MP requer que Prefeitura  aplique verbas do SUS em hospital de Itaperuna

O Ministério Público do Estado do Rio de Janeiro (MPRJ) ajuizou ação civil pública na Comarca de Itaperuna, com pedido de tutela de urgência, para obrigar aquele município a aplicar integralmente os recursos oriundos do SUS nas suas finalidades específicas. A ação foi proposta por causa de um desvio de R$ 14 milhões nas verbas do SUS, que deveriam ser destinadas ao Hospital São José do Avaí, que atende gratuitamente a população do Município.

A ACP foi proposta em face do Município de Itaperuna, do Prefeito Fernando da Silva Fernandes, do espólio do ex-prefeito Cláudio Cerqueira Bastos (falecido este ano), e dos ex-Secretários Municipais de Saúde Carlos Alberto Malta Carpi, Marcos Tinoco de Oliveira e Crebylon Nino Gonçalves.

Listagem fornecida:
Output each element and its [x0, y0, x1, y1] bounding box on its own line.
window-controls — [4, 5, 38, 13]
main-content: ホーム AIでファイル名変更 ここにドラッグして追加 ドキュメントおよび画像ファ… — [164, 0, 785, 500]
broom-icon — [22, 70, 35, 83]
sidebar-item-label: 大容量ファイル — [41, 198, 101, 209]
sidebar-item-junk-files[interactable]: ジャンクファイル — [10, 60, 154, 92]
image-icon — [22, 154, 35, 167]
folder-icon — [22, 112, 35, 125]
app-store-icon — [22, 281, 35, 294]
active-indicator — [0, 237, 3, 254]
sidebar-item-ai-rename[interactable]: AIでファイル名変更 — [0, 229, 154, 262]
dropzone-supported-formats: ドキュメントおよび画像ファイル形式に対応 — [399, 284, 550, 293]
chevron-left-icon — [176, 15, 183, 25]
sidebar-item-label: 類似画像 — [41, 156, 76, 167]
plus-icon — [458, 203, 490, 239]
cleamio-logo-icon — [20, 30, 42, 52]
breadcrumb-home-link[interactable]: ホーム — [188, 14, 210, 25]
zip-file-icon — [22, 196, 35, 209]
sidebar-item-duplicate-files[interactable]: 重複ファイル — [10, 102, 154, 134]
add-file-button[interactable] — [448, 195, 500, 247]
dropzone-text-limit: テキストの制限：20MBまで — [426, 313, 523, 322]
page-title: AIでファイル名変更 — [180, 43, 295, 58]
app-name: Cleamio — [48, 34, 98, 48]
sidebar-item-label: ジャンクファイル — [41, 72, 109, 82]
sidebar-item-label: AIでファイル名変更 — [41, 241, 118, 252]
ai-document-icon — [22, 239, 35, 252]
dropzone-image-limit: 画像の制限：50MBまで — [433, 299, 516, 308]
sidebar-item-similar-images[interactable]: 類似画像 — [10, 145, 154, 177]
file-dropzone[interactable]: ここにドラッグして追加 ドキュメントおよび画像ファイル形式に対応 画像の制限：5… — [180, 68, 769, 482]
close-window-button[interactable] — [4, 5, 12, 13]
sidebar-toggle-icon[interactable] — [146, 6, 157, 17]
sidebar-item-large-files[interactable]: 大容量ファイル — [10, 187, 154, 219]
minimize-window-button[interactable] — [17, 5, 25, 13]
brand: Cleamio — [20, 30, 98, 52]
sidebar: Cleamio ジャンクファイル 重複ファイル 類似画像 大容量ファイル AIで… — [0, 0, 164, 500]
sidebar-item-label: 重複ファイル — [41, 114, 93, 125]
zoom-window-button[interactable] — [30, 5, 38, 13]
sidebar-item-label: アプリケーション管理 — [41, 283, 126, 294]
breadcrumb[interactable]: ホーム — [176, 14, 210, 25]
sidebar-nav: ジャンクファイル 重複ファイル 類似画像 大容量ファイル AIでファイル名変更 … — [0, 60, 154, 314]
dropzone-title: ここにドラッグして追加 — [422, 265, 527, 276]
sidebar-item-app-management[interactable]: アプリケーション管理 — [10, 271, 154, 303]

Tarefas do exercício:
1. Segundo a notícia sobre o hospital de Itaperuna, qual foi o valor desviado das verbas do SUS?
2. Por favor, dê prosseguimento à notícia sobre o hospital de Itaperuna a partir do último parágrafo.

Tarefas resolvidas:
1. R$ 14 milhões.

2.
Em 2009, a Promotoria de Justiça de Tutela Coletiva de Itaperuna instaurou inquérito civil para apurar a recusa do Hospital São José do Avaí (HSJA) em atender a população  de forma gratuita, pelo SUS, com o argumento de que o Município de Itaperuna não vinha repassando  ao hospital as verbas que recebe do SUS.

Naquele ano, o HSJA informou ao MPRJ que o débito já totalizava mais de R$ 9 milhões e que não estava obtendo sucesso nas tentativas de acertar a pendência com o Município.

Por sua vez,  a Prefeitura de Itaperuna  informou que os débitos pendentes deviam-se a irregularidades detectadas pelo Sistema de Informações Hospitalares Descentralizado (MS/DATASUS), que teria bloqueado os pagamentos automaticamente.

Em reunião na sede do MPRJ em Itaperuna, representantes da administradora do HSJA informaram que a verba do SUS, embora devidamente encaminhada à Secretaria Municipal de Saúde, não vinham sendo repassadas para cobrir os gastos públicos do hospital.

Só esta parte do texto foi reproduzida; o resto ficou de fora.